- Document segment:
--------

Gemma 3 4B
4B Gemma 3 for edge. Multimodal.
Positioning
The 4B Gemma 3 with multimodal capability. Genuinely the best small-model pick when image input matters and VRAM is constrained — fits in under 4 GB at Q4.
Strengths
- Native multimodal at 4B — no other model in this size class does this credibly.
- Conversational quality materially better than Phi 3.5 Mini for general chat.
- 128K context even at this size.
Limitations
- Gemma license restrictiveness.
- Math and structured tasks weaker than Phi 3.5 Mini.
- Knowledge breadth narrow — small-model limitations are real.
Real-world performance on RTX 4090
- Q4_K_M (2.7 GB): 130–150 tok/s decode, TTFT under 50 ms
- Q5_K_M (3.2 GB): 115–135 tok/s
- Q8_0 (4.8 GB): 95–115 tok/s
Should you run this locally?

--------

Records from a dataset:
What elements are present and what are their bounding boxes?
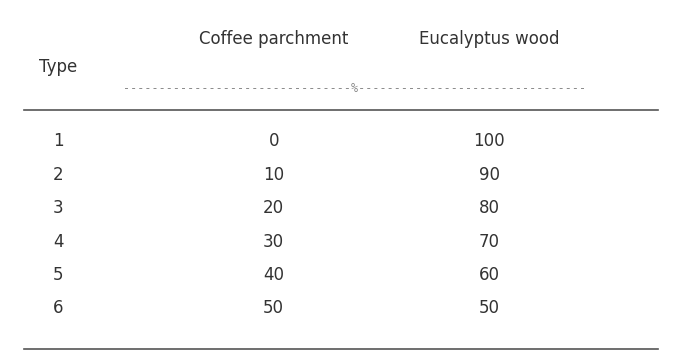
- Text: Eucalyptus wood: Eucalyptus wood: [419, 30, 559, 48]
- Text: --------------------------------%--------------------------------: --------------------------------%-------…: [123, 82, 586, 95]
- Text: 2: 2: [53, 166, 63, 184]
- Text: 3: 3: [53, 199, 63, 217]
- Text: 4: 4: [53, 233, 63, 251]
- Text: 50: 50: [479, 300, 500, 318]
- Text: 40: 40: [263, 266, 284, 284]
- Text: 80: 80: [479, 199, 500, 217]
- Text: 70: 70: [479, 233, 500, 251]
- Text: 100: 100: [473, 132, 505, 150]
- Text: Type: Type: [39, 58, 77, 76]
- Text: Coffee parchment: Coffee parchment: [199, 30, 349, 48]
- Text: 10: 10: [263, 166, 284, 184]
- Text: 5: 5: [53, 266, 63, 284]
- Text: 50: 50: [263, 300, 284, 318]
- Text: 6: 6: [53, 300, 63, 318]
- Text: 0: 0: [269, 132, 279, 150]
- Text: 90: 90: [479, 166, 500, 184]
- Text: 1: 1: [53, 132, 63, 150]
- Text: 60: 60: [479, 266, 500, 284]
- Text: 30: 30: [263, 233, 284, 251]
- Text: 20: 20: [263, 199, 284, 217]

--------

- The exercise: Echo back, word for word, the stretch of the Gemma 3 4B overview that opens with the words containing "Positioning" and closes with "for general chat.".

- Answer to this problem:
Positioning
The 4B Gemma 3 with multimodal capability. Genuinely the best small-model pick when image input matters and VRAM is constrained — fits in under 4 GB at Q4.
Strengths
- Native multimodal at 4B — no other model in this size class does this credibly.
- Conversational quality materially better than Phi 3.5 Mini for general chat.